## What is required
Everything from the line with "Transcribe this image's" to the end of the data should be restated word for word, and nothing before it.
____
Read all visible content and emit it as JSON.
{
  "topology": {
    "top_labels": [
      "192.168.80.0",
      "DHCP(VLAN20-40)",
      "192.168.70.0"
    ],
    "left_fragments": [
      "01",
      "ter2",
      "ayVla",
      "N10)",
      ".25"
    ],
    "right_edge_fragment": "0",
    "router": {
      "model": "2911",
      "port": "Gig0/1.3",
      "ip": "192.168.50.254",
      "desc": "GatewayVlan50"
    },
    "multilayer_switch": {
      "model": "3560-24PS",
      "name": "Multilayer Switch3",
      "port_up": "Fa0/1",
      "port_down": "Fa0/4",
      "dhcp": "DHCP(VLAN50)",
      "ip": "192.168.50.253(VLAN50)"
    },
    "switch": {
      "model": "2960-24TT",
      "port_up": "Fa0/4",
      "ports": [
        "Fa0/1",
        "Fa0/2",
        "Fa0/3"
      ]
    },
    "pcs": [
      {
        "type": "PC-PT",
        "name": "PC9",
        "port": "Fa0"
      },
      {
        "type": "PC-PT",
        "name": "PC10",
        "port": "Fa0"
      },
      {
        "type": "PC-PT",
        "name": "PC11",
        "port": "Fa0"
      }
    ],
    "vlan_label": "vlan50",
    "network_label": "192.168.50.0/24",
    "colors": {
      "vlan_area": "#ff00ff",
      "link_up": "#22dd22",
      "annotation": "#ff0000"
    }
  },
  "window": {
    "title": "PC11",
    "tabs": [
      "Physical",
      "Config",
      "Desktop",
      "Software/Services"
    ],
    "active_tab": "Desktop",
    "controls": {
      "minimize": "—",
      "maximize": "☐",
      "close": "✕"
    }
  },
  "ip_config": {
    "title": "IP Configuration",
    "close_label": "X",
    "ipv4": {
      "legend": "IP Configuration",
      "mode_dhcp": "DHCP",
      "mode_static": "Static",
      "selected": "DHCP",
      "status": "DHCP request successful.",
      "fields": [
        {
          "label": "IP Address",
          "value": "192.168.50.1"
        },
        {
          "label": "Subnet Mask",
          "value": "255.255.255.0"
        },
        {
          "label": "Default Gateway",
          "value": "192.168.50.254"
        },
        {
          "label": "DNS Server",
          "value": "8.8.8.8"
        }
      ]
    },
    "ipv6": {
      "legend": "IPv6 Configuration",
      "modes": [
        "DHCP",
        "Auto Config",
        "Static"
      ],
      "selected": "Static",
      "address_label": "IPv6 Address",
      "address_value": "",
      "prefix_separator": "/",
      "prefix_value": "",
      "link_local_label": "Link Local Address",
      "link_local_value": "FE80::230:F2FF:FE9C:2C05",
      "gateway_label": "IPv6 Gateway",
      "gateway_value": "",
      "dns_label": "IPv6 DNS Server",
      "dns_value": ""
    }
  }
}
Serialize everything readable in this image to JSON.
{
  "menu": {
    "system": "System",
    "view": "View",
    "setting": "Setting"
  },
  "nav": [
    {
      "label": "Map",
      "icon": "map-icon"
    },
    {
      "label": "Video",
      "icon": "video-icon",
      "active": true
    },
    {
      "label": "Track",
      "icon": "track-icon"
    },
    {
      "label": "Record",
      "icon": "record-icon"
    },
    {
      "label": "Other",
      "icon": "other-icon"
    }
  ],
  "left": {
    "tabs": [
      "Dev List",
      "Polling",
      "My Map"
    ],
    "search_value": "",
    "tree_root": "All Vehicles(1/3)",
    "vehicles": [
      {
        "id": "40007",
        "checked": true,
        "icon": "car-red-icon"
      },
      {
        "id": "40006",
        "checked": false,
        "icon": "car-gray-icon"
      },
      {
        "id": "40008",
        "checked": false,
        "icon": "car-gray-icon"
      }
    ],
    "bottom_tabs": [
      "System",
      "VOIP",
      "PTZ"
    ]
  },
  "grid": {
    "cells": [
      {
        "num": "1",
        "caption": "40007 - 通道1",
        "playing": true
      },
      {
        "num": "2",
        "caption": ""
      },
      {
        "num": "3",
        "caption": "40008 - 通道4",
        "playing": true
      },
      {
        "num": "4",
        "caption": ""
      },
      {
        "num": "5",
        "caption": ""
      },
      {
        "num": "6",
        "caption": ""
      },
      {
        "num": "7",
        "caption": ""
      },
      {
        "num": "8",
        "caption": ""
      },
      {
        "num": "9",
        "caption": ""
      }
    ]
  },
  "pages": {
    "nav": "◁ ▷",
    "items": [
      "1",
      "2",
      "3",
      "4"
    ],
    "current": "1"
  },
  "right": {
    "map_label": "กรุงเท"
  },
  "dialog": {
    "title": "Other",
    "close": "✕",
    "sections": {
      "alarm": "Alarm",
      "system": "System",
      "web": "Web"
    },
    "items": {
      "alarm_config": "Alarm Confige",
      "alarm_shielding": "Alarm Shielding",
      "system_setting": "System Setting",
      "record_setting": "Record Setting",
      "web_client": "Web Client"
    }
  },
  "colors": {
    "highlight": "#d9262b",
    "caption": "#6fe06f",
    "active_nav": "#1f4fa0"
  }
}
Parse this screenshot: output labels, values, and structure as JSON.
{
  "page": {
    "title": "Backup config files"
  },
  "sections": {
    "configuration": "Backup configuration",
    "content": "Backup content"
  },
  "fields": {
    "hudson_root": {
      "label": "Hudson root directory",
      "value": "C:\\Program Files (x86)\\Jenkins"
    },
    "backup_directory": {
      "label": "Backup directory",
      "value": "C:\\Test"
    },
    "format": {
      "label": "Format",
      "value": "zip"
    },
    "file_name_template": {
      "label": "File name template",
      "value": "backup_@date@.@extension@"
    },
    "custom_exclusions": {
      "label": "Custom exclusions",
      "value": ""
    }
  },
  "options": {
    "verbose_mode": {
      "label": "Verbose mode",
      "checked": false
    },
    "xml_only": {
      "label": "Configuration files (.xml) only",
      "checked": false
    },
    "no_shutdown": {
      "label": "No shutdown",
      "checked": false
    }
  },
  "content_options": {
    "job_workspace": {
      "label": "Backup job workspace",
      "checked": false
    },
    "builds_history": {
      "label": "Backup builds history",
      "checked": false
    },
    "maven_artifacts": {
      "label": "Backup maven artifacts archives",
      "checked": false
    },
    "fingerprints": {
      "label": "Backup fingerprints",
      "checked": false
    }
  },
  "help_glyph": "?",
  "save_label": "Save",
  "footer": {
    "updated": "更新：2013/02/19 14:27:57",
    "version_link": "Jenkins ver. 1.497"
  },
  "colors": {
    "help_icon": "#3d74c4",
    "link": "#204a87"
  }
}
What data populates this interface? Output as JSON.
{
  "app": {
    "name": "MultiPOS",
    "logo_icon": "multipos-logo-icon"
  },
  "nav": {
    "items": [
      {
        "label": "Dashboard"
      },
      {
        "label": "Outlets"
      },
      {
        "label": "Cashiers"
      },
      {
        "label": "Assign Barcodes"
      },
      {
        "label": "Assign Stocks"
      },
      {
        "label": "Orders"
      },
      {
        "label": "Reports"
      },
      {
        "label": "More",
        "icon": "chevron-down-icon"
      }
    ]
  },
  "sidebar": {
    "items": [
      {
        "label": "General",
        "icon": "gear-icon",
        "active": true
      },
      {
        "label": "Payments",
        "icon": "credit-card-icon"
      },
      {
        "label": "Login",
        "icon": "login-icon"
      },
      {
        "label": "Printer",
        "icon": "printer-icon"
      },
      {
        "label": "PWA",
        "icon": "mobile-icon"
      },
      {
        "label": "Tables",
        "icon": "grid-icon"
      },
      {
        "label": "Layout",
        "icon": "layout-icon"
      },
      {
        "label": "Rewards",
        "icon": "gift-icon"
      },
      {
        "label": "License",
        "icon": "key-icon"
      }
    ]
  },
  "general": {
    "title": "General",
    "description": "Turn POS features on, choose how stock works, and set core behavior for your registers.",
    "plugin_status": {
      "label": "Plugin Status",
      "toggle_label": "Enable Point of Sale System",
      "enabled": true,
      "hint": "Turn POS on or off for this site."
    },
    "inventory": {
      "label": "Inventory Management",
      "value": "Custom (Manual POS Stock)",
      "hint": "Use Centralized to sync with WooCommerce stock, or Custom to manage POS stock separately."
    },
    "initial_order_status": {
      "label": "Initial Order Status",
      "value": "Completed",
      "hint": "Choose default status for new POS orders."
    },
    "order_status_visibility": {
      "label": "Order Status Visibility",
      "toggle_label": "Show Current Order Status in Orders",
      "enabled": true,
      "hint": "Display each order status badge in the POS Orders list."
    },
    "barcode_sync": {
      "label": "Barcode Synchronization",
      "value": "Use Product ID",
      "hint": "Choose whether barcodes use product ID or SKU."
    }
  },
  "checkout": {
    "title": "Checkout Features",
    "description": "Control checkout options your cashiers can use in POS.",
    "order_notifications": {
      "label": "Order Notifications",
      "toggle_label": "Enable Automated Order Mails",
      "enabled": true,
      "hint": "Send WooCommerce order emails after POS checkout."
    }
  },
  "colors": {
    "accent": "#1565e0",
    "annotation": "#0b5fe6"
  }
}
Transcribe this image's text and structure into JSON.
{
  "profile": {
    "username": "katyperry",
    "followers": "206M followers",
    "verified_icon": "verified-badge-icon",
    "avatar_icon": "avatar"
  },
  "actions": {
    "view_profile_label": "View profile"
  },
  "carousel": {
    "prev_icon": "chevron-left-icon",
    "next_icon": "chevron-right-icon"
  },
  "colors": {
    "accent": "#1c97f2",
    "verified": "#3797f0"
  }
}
____
## Result for this task
Transcribe this image's text and structure into JSON.
{
  "profile": {
    "username": "katyperry",
    "followers": "206M followers",
    "verified_icon": "verified-badge-icon",
    "avatar_icon": "avatar"
  },
  "actions": {
    "view_profile_label": "View profile"
  },
  "carousel": {
    "prev_icon": "chevron-left-icon",
    "next_icon": "chevron-right-icon"
  },
  "colors": {
    "accent": "#1c97f2",
    "verified": "#3797f0"
  }
}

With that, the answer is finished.